* DATA TO PROCESS:
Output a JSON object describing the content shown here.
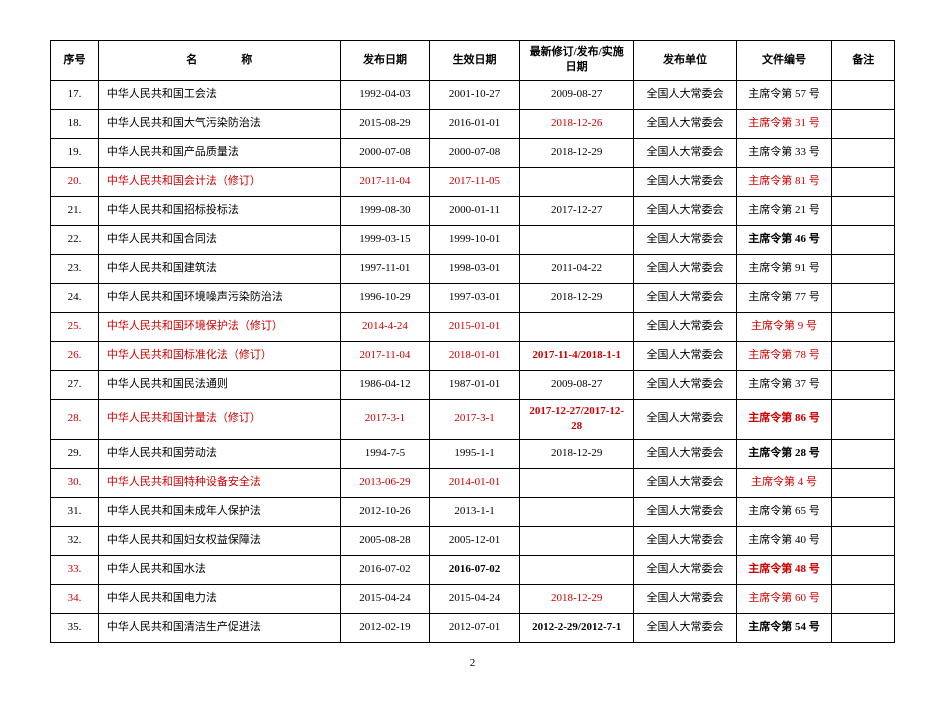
{
  "page_number": "2",
  "colors": {
    "text": "#000000",
    "highlight": "#cc0000",
    "border": "#000000",
    "background": "#ffffff"
  },
  "header": {
    "seq": "序号",
    "name": "名　　　　称",
    "pub_date": "发布日期",
    "eff_date": "生效日期",
    "latest": "最新修订/发布/实施日期",
    "org": "发布单位",
    "docno": "文件编号",
    "note": "备注"
  },
  "rows": [
    {
      "seq": "17.",
      "name": "中华人民共和国工会法",
      "pub": "1992-04-03",
      "eff": "2001-10-27",
      "latest": "2009-08-27",
      "org": "全国人大常委会",
      "docno": "主席令第 57 号",
      "note": "",
      "red_cols": [],
      "bold_cols": []
    },
    {
      "seq": "18.",
      "name": "中华人民共和国大气污染防治法",
      "pub": "2015-08-29",
      "eff": "2016-01-01",
      "latest": "2018-12-26",
      "org": "全国人大常委会",
      "docno": "主席令第 31 号",
      "note": "",
      "red_cols": [
        "latest",
        "docno"
      ],
      "bold_cols": []
    },
    {
      "seq": "19.",
      "name": "中华人民共和国产品质量法",
      "pub": "2000-07-08",
      "eff": "2000-07-08",
      "latest": "2018-12-29",
      "org": "全国人大常委会",
      "docno": "主席令第 33 号",
      "note": "",
      "red_cols": [],
      "bold_cols": []
    },
    {
      "seq": "20.",
      "name": "中华人民共和国会计法（修订）",
      "pub": "2017-11-04",
      "eff": "2017-11-05",
      "latest": "",
      "org": "全国人大常委会",
      "docno": "主席令第 81 号",
      "note": "",
      "red_cols": [
        "seq",
        "name",
        "pub",
        "eff",
        "docno"
      ],
      "bold_cols": []
    },
    {
      "seq": "21.",
      "name": "中华人民共和国招标投标法",
      "pub": "1999-08-30",
      "eff": "2000-01-11",
      "latest": "2017-12-27",
      "org": "全国人大常委会",
      "docno": "主席令第 21 号",
      "note": "",
      "red_cols": [],
      "bold_cols": []
    },
    {
      "seq": "22.",
      "name": "中华人民共和国合同法",
      "pub": "1999-03-15",
      "eff": "1999-10-01",
      "latest": "",
      "org": "全国人大常委会",
      "docno": "主席令第 46 号",
      "note": "",
      "red_cols": [],
      "bold_cols": [
        "docno"
      ]
    },
    {
      "seq": "23.",
      "name": "中华人民共和国建筑法",
      "pub": "1997-11-01",
      "eff": "1998-03-01",
      "latest": "2011-04-22",
      "org": "全国人大常委会",
      "docno": "主席令第 91 号",
      "note": "",
      "red_cols": [],
      "bold_cols": []
    },
    {
      "seq": "24.",
      "name": "中华人民共和国环境噪声污染防治法",
      "pub": "1996-10-29",
      "eff": "1997-03-01",
      "latest": "2018-12-29",
      "org": "全国人大常委会",
      "docno": "主席令第 77 号",
      "note": "",
      "red_cols": [],
      "bold_cols": []
    },
    {
      "seq": "25.",
      "name": "中华人民共和国环境保护法（修订）",
      "pub": "2014-4-24",
      "eff": "2015-01-01",
      "latest": "",
      "org": "全国人大常委会",
      "docno": "主席令第 9 号",
      "note": "",
      "red_cols": [
        "seq",
        "name",
        "pub",
        "eff",
        "docno"
      ],
      "bold_cols": []
    },
    {
      "seq": "26.",
      "name": "中华人民共和国标准化法（修订）",
      "pub": "2017-11-04",
      "eff": "2018-01-01",
      "latest": "2017-11-4/2018-1-1",
      "org": "全国人大常委会",
      "docno": "主席令第 78 号",
      "note": "",
      "red_cols": [
        "seq",
        "name",
        "pub",
        "eff",
        "latest",
        "docno"
      ],
      "bold_cols": [
        "latest"
      ]
    },
    {
      "seq": "27.",
      "name": "中华人民共和国民法通则",
      "pub": "1986-04-12",
      "eff": "1987-01-01",
      "latest": "2009-08-27",
      "org": "全国人大常委会",
      "docno": "主席令第 37 号",
      "note": "",
      "red_cols": [],
      "bold_cols": []
    },
    {
      "seq": "28.",
      "name": "中华人民共和国计量法（修订）",
      "pub": "2017-3-1",
      "eff": "2017-3-1",
      "latest": "2017-12-27/2017-12-28",
      "org": "全国人大常委会",
      "docno": "主席令第 86 号",
      "note": "",
      "red_cols": [
        "seq",
        "name",
        "pub",
        "eff",
        "latest",
        "docno"
      ],
      "bold_cols": [
        "latest",
        "docno"
      ]
    },
    {
      "seq": "29.",
      "name": "中华人民共和国劳动法",
      "pub": "1994-7-5",
      "eff": "1995-1-1",
      "latest": "2018-12-29",
      "org": "全国人大常委会",
      "docno": "主席令第 28 号",
      "note": "",
      "red_cols": [],
      "bold_cols": [
        "docno"
      ]
    },
    {
      "seq": "30.",
      "name": "中华人民共和国特种设备安全法",
      "pub": "2013-06-29",
      "eff": "2014-01-01",
      "latest": "",
      "org": "全国人大常委会",
      "docno": "主席令第 4 号",
      "note": "",
      "red_cols": [
        "seq",
        "name",
        "pub",
        "eff",
        "docno"
      ],
      "bold_cols": []
    },
    {
      "seq": "31.",
      "name": "中华人民共和国未成年人保护法",
      "pub": "2012-10-26",
      "eff": "2013-1-1",
      "latest": "",
      "org": "全国人大常委会",
      "docno": "主席令第 65 号",
      "note": "",
      "red_cols": [],
      "bold_cols": []
    },
    {
      "seq": "32.",
      "name": "中华人民共和国妇女权益保障法",
      "pub": "2005-08-28",
      "eff": "2005-12-01",
      "latest": "",
      "org": "全国人大常委会",
      "docno": "主席令第 40 号",
      "note": "",
      "red_cols": [],
      "bold_cols": []
    },
    {
      "seq": "33.",
      "name": "中华人民共和国水法",
      "pub": "2016-07-02",
      "eff": "2016-07-02",
      "latest": "",
      "org": "全国人大常委会",
      "docno": "主席令第 48 号",
      "note": "",
      "red_cols": [
        "seq",
        "docno"
      ],
      "bold_cols": [
        "eff",
        "docno"
      ]
    },
    {
      "seq": "34.",
      "name": "中华人民共和国电力法",
      "pub": "2015-04-24",
      "eff": "2015-04-24",
      "latest": "2018-12-29",
      "org": "全国人大常委会",
      "docno": "主席令第 60 号",
      "note": "",
      "red_cols": [
        "seq",
        "latest",
        "docno"
      ],
      "bold_cols": []
    },
    {
      "seq": "35.",
      "name": "中华人民共和国清洁生产促进法",
      "pub": "2012-02-19",
      "eff": "2012-07-01",
      "latest": "2012-2-29/2012-7-1",
      "org": "全国人大常委会",
      "docno": "主席令第 54 号",
      "note": "",
      "red_cols": [],
      "bold_cols": [
        "latest",
        "docno"
      ]
    }
  ]
}
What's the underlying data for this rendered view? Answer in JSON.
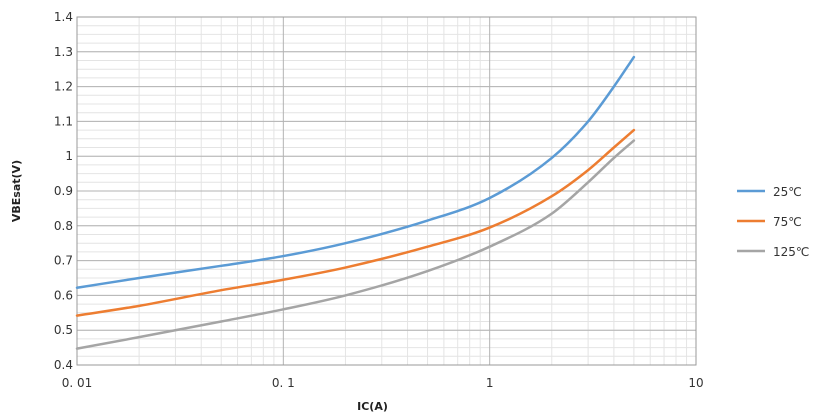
{
  "chart_data": {
    "type": "line",
    "title": "",
    "xlabel": "IC(A)",
    "ylabel": "VBEsat(V)",
    "xscale": "log",
    "xlim": [
      0.01,
      10
    ],
    "ylim": [
      0.4,
      1.4
    ],
    "x_tick_labels": [
      "0. 01",
      "0. 1",
      "1",
      "10"
    ],
    "x_tick_values": [
      0.01,
      0.1,
      1,
      10
    ],
    "y_tick_labels": [
      "0.4",
      "0.5",
      "0.6",
      "0.7",
      "0.8",
      "0.9",
      "1",
      "1.1",
      "1.2",
      "1.3",
      "1.4"
    ],
    "y_tick_values": [
      0.4,
      0.5,
      0.6,
      0.7,
      0.8,
      0.9,
      1.0,
      1.1,
      1.2,
      1.3,
      1.4
    ],
    "grid": true,
    "legend_position": "right",
    "series": [
      {
        "name": "25℃",
        "color": "#5b9bd5",
        "x": [
          0.01,
          0.02,
          0.05,
          0.1,
          0.2,
          0.5,
          1,
          2,
          3,
          4,
          5
        ],
        "y": [
          0.622,
          0.65,
          0.685,
          0.713,
          0.75,
          0.815,
          0.88,
          0.995,
          1.1,
          1.2,
          1.285
        ]
      },
      {
        "name": "75℃",
        "color": "#ed7d31",
        "x": [
          0.01,
          0.02,
          0.05,
          0.1,
          0.2,
          0.5,
          1,
          2,
          3,
          4,
          5
        ],
        "y": [
          0.542,
          0.57,
          0.615,
          0.645,
          0.68,
          0.74,
          0.795,
          0.885,
          0.96,
          1.025,
          1.075
        ]
      },
      {
        "name": "125℃",
        "color": "#a5a5a5",
        "x": [
          0.01,
          0.02,
          0.05,
          0.1,
          0.2,
          0.5,
          1,
          2,
          3,
          4,
          5
        ],
        "y": [
          0.447,
          0.48,
          0.525,
          0.56,
          0.6,
          0.67,
          0.74,
          0.835,
          0.925,
          0.995,
          1.045
        ]
      }
    ]
  }
}
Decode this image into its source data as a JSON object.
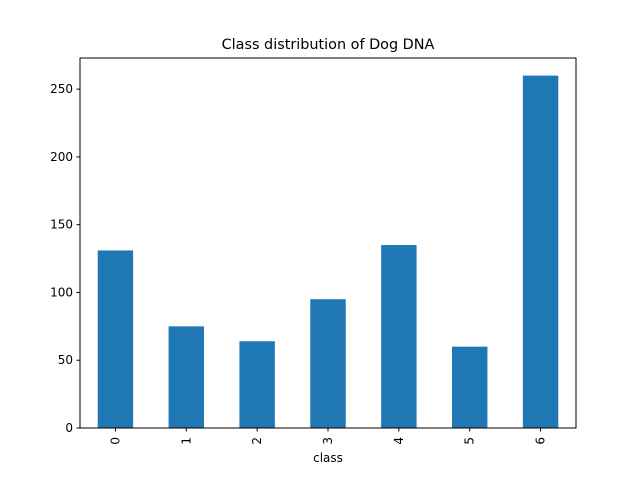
{
  "chart_data": {
    "type": "bar",
    "title": "Class distribution of Dog DNA",
    "xlabel": "class",
    "ylabel": "",
    "categories": [
      "0",
      "1",
      "2",
      "3",
      "4",
      "5",
      "6"
    ],
    "values": [
      131,
      75,
      64,
      95,
      135,
      60,
      260
    ],
    "ylim": [
      0,
      273
    ],
    "yticks": [
      0,
      50,
      100,
      150,
      200,
      250
    ],
    "grid": false,
    "legend": "none",
    "bar_color": "#1f77b4"
  }
}
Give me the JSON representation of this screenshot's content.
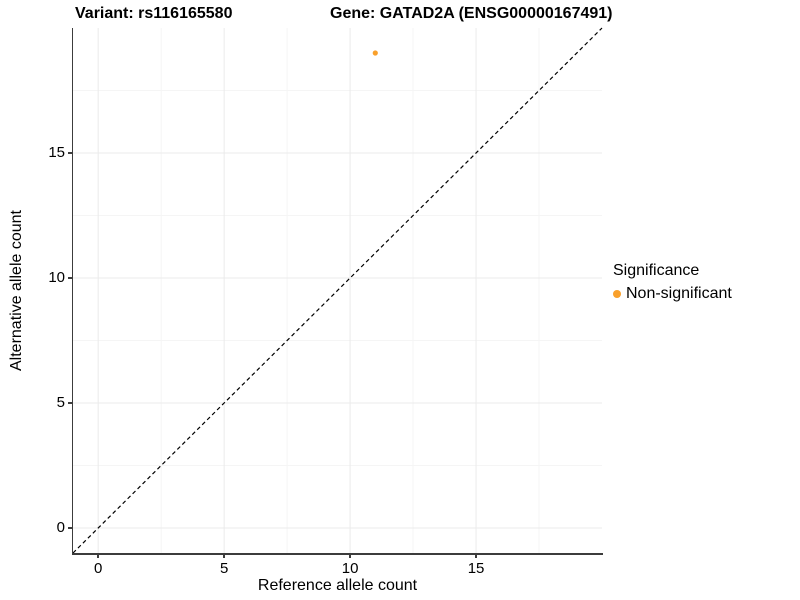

* WORK INSTRUCTIONS: Using the listing above, show every line that includes the string "title".

* FULL SOLUTION:
    "title": "",
    "title": "Class distribution of Dog DNA",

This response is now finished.